> _WORK TO COMPLETE_: Copy the records line for line without any change, starting with their first line and going on through the line with "minimize-icon[interactable] (22, 4, 31, 13)".

> _DATA_:
↓↓↓
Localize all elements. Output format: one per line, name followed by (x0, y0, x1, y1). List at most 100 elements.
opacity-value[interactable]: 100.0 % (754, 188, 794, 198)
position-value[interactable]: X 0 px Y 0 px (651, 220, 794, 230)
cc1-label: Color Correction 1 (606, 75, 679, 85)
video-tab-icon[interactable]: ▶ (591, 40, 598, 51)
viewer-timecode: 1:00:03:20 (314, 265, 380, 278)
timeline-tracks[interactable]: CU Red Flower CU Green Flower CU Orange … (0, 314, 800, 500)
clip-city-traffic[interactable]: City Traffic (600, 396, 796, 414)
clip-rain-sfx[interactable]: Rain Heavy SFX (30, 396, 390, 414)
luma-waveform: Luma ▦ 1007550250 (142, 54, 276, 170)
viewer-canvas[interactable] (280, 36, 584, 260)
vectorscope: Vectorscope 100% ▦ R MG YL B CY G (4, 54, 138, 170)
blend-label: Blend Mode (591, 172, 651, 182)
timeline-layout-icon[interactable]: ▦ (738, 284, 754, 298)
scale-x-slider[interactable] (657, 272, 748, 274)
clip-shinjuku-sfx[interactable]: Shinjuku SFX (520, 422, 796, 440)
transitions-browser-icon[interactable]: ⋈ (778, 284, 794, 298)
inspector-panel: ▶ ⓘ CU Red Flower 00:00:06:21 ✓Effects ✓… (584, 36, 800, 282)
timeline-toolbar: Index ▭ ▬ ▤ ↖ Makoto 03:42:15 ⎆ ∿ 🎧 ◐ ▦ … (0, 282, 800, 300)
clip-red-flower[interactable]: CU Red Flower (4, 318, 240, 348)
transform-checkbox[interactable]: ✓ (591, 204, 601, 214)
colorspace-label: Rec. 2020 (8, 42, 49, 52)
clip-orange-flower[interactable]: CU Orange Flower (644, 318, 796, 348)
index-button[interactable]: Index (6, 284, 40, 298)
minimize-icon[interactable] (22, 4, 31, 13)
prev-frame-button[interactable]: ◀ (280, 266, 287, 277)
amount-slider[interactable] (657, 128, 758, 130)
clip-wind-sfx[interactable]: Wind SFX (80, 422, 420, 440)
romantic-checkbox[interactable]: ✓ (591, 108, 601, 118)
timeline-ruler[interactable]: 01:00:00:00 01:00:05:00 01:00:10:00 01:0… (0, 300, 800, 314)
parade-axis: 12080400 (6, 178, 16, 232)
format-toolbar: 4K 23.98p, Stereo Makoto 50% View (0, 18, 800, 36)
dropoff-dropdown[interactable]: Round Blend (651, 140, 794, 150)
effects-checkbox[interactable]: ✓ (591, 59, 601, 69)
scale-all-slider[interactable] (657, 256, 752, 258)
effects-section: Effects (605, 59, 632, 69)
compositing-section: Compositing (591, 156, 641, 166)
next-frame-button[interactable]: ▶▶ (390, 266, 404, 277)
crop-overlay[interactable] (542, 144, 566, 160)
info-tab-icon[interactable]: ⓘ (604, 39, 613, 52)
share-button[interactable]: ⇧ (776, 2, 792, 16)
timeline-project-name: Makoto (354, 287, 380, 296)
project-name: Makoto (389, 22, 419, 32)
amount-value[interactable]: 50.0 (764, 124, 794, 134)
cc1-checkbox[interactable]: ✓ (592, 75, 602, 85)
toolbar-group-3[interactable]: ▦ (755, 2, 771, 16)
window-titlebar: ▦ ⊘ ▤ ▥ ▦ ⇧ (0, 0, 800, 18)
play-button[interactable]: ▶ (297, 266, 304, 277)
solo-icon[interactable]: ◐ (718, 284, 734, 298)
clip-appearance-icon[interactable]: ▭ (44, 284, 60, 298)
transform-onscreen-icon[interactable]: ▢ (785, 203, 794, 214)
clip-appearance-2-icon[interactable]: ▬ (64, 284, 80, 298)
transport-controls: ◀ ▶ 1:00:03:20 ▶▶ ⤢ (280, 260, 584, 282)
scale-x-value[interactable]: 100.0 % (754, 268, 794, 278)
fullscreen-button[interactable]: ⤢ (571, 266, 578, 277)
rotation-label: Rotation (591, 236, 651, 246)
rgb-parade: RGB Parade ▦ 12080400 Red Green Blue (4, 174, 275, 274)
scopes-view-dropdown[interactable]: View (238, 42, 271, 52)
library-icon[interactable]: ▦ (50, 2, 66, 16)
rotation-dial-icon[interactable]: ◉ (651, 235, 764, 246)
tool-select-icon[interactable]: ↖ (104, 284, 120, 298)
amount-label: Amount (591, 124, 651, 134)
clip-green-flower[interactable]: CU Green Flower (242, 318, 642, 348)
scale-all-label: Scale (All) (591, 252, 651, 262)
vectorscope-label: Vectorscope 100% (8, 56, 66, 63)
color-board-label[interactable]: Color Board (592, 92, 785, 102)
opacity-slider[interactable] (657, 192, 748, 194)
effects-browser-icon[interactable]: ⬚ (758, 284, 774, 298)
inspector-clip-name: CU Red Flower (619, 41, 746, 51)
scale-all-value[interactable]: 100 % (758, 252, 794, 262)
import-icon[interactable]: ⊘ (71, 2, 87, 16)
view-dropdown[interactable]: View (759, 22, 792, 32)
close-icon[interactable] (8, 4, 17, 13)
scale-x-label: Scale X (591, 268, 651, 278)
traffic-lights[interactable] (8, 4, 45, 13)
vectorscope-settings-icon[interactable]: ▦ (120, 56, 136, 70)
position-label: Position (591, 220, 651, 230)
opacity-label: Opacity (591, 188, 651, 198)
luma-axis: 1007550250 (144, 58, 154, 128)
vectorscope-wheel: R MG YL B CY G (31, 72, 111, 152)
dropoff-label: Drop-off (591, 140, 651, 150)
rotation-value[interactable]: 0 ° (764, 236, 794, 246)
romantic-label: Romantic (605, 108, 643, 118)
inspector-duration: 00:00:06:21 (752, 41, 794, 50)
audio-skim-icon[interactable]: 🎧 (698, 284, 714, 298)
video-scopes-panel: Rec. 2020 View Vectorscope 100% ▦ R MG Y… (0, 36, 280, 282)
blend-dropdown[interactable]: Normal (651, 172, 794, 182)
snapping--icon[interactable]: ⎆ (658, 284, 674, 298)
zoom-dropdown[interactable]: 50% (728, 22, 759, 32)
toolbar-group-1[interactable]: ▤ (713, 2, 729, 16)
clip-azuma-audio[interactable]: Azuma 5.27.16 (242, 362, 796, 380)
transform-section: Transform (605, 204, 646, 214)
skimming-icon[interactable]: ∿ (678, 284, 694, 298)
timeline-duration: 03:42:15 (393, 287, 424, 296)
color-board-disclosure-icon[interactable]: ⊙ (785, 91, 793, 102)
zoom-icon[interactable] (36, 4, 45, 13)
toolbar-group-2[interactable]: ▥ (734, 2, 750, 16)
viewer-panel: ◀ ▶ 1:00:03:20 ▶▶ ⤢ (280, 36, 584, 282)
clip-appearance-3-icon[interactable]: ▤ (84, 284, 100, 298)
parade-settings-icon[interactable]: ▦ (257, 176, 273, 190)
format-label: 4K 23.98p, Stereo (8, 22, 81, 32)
↑↑↑
> _ANSWER TO THE PROBLEM_:
Localize all elements. Output format: one per line, name followed by (x0, y0, x1, y1). List at most 100 elements.
opacity-value[interactable]: 100.0 % (754, 188, 794, 198)
position-value[interactable]: X 0 px Y 0 px (651, 220, 794, 230)
cc1-label: Color Correction 1 (606, 75, 679, 85)
video-tab-icon[interactable]: ▶ (591, 40, 598, 51)
viewer-timecode: 1:00:03:20 (314, 265, 380, 278)
timeline-tracks[interactable]: CU Red Flower CU Green Flower CU Orange … (0, 314, 800, 500)
clip-city-traffic[interactable]: City Traffic (600, 396, 796, 414)
clip-rain-sfx[interactable]: Rain Heavy SFX (30, 396, 390, 414)
luma-waveform: Luma ▦ 1007550250 (142, 54, 276, 170)
viewer-canvas[interactable] (280, 36, 584, 260)
vectorscope: Vectorscope 100% ▦ R MG YL B CY G (4, 54, 138, 170)
blend-label: Blend Mode (591, 172, 651, 182)
timeline-layout-icon[interactable]: ▦ (738, 284, 754, 298)
scale-x-slider[interactable] (657, 272, 748, 274)
clip-shinjuku-sfx[interactable]: Shinjuku SFX (520, 422, 796, 440)
transitions-browser-icon[interactable]: ⋈ (778, 284, 794, 298)
inspector-panel: ▶ ⓘ CU Red Flower 00:00:06:21 ✓Effects ✓… (584, 36, 800, 282)
timeline-toolbar: Index ▭ ▬ ▤ ↖ Makoto 03:42:15 ⎆ ∿ 🎧 ◐ ▦ … (0, 282, 800, 300)
clip-red-flower[interactable]: CU Red Flower (4, 318, 240, 348)
transform-checkbox[interactable]: ✓ (591, 204, 601, 214)
colorspace-label: Rec. 2020 (8, 42, 49, 52)
clip-orange-flower[interactable]: CU Orange Flower (644, 318, 796, 348)
index-button[interactable]: Index (6, 284, 40, 298)
minimize-icon[interactable] (22, 4, 31, 13)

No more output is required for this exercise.